*ENTRIES*:

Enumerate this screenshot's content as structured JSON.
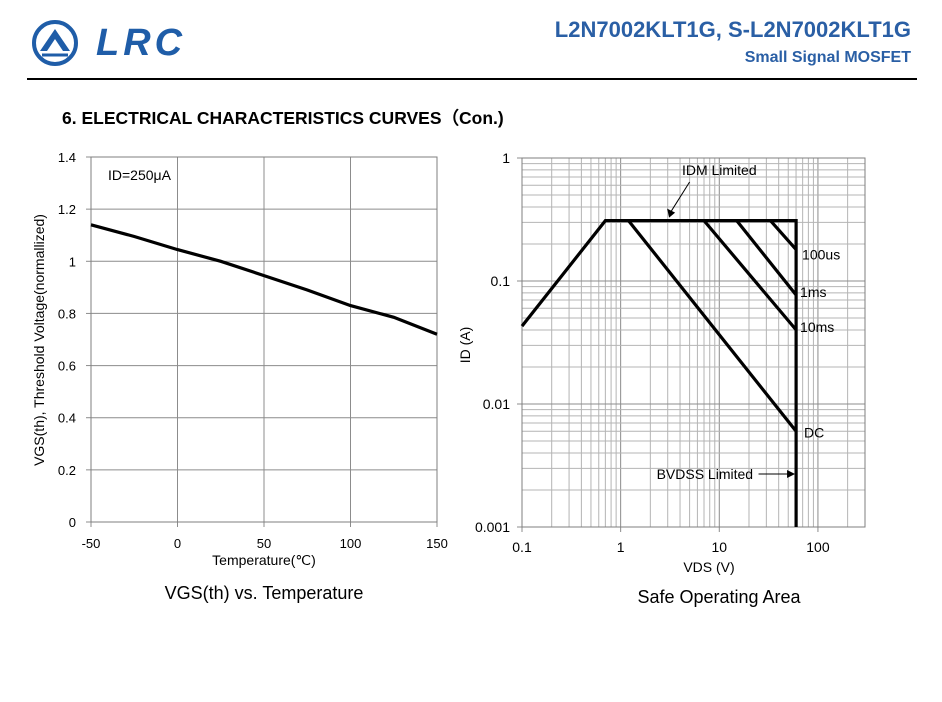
{
  "header": {
    "logo_text": "LRC",
    "part_number": "L2N7002KLT1G, S-L2N7002KLT1G",
    "part_type": "Small Signal MOSFET",
    "brand_color": "#2a5fa5"
  },
  "section": {
    "title": "6. ELECTRICAL CHARACTERISTICS CURVES（Con.)"
  },
  "chart_data": [
    {
      "type": "line",
      "title": "VGS(th) vs. Temperature",
      "xlabel": "Temperature(℃)",
      "ylabel": "VGS(th),  Threshold Voltage(normallized)",
      "xlim": [
        -50,
        150
      ],
      "ylim": [
        0,
        1.4
      ],
      "x_ticks": [
        "-50",
        "0",
        "50",
        "100",
        "150"
      ],
      "y_ticks": [
        "0",
        "0.2",
        "0.4",
        "0.6",
        "0.8",
        "1",
        "1.2",
        "1.4"
      ],
      "grid": true,
      "annotation": "ID=250μA",
      "series": [
        {
          "x": [
            -50,
            -25,
            0,
            25,
            50,
            75,
            100,
            125,
            150
          ],
          "y": [
            1.14,
            1.095,
            1.045,
            1.0,
            0.945,
            0.89,
            0.83,
            0.785,
            0.72
          ]
        }
      ]
    },
    {
      "type": "line",
      "title": "Safe Operating Area",
      "xlabel": "VDS (V)",
      "ylabel": "ID (A)",
      "xscale": "log",
      "yscale": "log",
      "xlim": [
        0.1,
        300
      ],
      "ylim": [
        0.001,
        1
      ],
      "x_ticks": [
        "0.1",
        "1",
        "10",
        "100"
      ],
      "y_ticks": [
        "0.001",
        "0.01",
        "0.1",
        "1"
      ],
      "grid": true,
      "labels": {
        "idm": "IDM Limited",
        "us100": "100us",
        "ms1": "1ms",
        "ms10": "10ms",
        "dc": "DC",
        "bvdss": "BVDSS Limited"
      },
      "series": [
        {
          "id": "envelope",
          "x": [
            0.1,
            0.7,
            60,
            60
          ],
          "y": [
            0.043,
            0.31,
            0.31,
            0.001
          ]
        },
        {
          "id": "dc",
          "x": [
            1.2,
            60
          ],
          "y": [
            0.31,
            0.006
          ]
        },
        {
          "id": "10ms",
          "x": [
            7,
            60
          ],
          "y": [
            0.31,
            0.04
          ]
        },
        {
          "id": "1ms",
          "x": [
            15,
            60
          ],
          "y": [
            0.31,
            0.077
          ]
        },
        {
          "id": "100us",
          "x": [
            33,
            60
          ],
          "y": [
            0.31,
            0.18
          ]
        }
      ]
    }
  ]
}
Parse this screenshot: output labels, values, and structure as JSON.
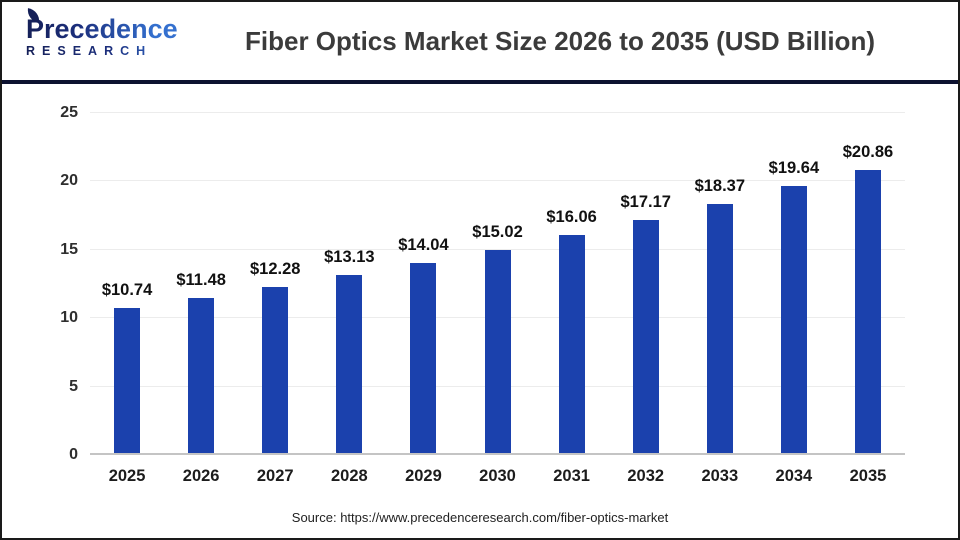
{
  "header": {
    "logo": {
      "name": "Precedence",
      "subname": "RESEARCH",
      "navy": "#152058",
      "blue": "#3470cf"
    },
    "title": "Fiber Optics Market Size 2026 to 2035 (USD Billion)"
  },
  "chart_data": {
    "type": "bar",
    "title": "Fiber Optics Market Size 2026 to 2035 (USD Billion)",
    "categories": [
      "2025",
      "2026",
      "2027",
      "2028",
      "2029",
      "2030",
      "2031",
      "2032",
      "2033",
      "2034",
      "2035"
    ],
    "values": [
      10.74,
      11.48,
      12.28,
      13.13,
      14.04,
      15.02,
      16.06,
      17.17,
      18.37,
      19.64,
      20.86
    ],
    "value_labels": [
      "$10.74",
      "$11.48",
      "$12.28",
      "$13.13",
      "$14.04",
      "$15.02",
      "$16.06",
      "$17.17",
      "$18.37",
      "$19.64",
      "$20.86"
    ],
    "xlabel": "",
    "ylabel": "",
    "ylim": [
      0,
      25
    ],
    "yticks": [
      0,
      5,
      10,
      15,
      20,
      25
    ],
    "grid": "horizontal",
    "legend": "none",
    "bar_color": "#1b41ad",
    "divider_color": "#0d1230"
  },
  "footer": {
    "source": "Source: https://www.precedenceresearch.com/fiber-optics-market"
  }
}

*TASK DESCRIPTION*: Set the data above down again exactly as given, with no pictures.

*TASK ANSWER*:
Enumerate this screenshot's content as structured JSON.
{
  "header": {
    "logo_text": "LRC",
    "part_number": "L2N7002KLT1G, S-L2N7002KLT1G",
    "part_type": "Small Signal MOSFET",
    "brand_color": "#2a5fa5"
  },
  "section": {
    "title": "6. ELECTRICAL CHARACTERISTICS CURVES（Con.)"
  },
  "chart_data": [
    {
      "type": "line",
      "title": "VGS(th) vs. Temperature",
      "xlabel": "Temperature(℃)",
      "ylabel": "VGS(th),  Threshold Voltage(normallized)",
      "xlim": [
        -50,
        150
      ],
      "ylim": [
        0,
        1.4
      ],
      "x_ticks": [
        "-50",
        "0",
        "50",
        "100",
        "150"
      ],
      "y_ticks": [
        "0",
        "0.2",
        "0.4",
        "0.6",
        "0.8",
        "1",
        "1.2",
        "1.4"
      ],
      "grid": true,
      "annotation": "ID=250μA",
      "series": [
        {
          "x": [
            -50,
            -25,
            0,
            25,
            50,
            75,
            100,
            125,
            150
          ],
          "y": [
            1.14,
            1.095,
            1.045,
            1.0,
            0.945,
            0.89,
            0.83,
            0.785,
            0.72
          ]
        }
      ]
    },
    {
      "type": "line",
      "title": "Safe Operating Area",
      "xlabel": "VDS (V)",
      "ylabel": "ID (A)",
      "xscale": "log",
      "yscale": "log",
      "xlim": [
        0.1,
        300
      ],
      "ylim": [
        0.001,
        1
      ],
      "x_ticks": [
        "0.1",
        "1",
        "10",
        "100"
      ],
      "y_ticks": [
        "0.001",
        "0.01",
        "0.1",
        "1"
      ],
      "grid": true,
      "labels": {
        "idm": "IDM Limited",
        "us100": "100us",
        "ms1": "1ms",
        "ms10": "10ms",
        "dc": "DC",
        "bvdss": "BVDSS Limited"
      },
      "series": [
        {
          "id": "envelope",
          "x": [
            0.1,
            0.7,
            60,
            60
          ],
          "y": [
            0.043,
            0.31,
            0.31,
            0.001
          ]
        },
        {
          "id": "dc",
          "x": [
            1.2,
            60
          ],
          "y": [
            0.31,
            0.006
          ]
        },
        {
          "id": "10ms",
          "x": [
            7,
            60
          ],
          "y": [
            0.31,
            0.04
          ]
        },
        {
          "id": "1ms",
          "x": [
            15,
            60
          ],
          "y": [
            0.31,
            0.077
          ]
        },
        {
          "id": "100us",
          "x": [
            33,
            60
          ],
          "y": [
            0.31,
            0.18
          ]
        }
      ]
    }
  ]
}
Parse this screenshot: output labels, values, and structure as JSON.
{
  "header": {
    "logo": {
      "name": "Precedence",
      "subname": "RESEARCH",
      "navy": "#152058",
      "blue": "#3470cf"
    },
    "title": "Fiber Optics Market Size 2026 to 2035 (USD Billion)"
  },
  "chart_data": {
    "type": "bar",
    "title": "Fiber Optics Market Size 2026 to 2035 (USD Billion)",
    "categories": [
      "2025",
      "2026",
      "2027",
      "2028",
      "2029",
      "2030",
      "2031",
      "2032",
      "2033",
      "2034",
      "2035"
    ],
    "values": [
      10.74,
      11.48,
      12.28,
      13.13,
      14.04,
      15.02,
      16.06,
      17.17,
      18.37,
      19.64,
      20.86
    ],
    "value_labels": [
      "$10.74",
      "$11.48",
      "$12.28",
      "$13.13",
      "$14.04",
      "$15.02",
      "$16.06",
      "$17.17",
      "$18.37",
      "$19.64",
      "$20.86"
    ],
    "xlabel": "",
    "ylabel": "",
    "ylim": [
      0,
      25
    ],
    "yticks": [
      0,
      5,
      10,
      15,
      20,
      25
    ],
    "grid": "horizontal",
    "legend": "none",
    "bar_color": "#1b41ad",
    "divider_color": "#0d1230"
  },
  "footer": {
    "source": "Source: https://www.precedenceresearch.com/fiber-optics-market"
  }
}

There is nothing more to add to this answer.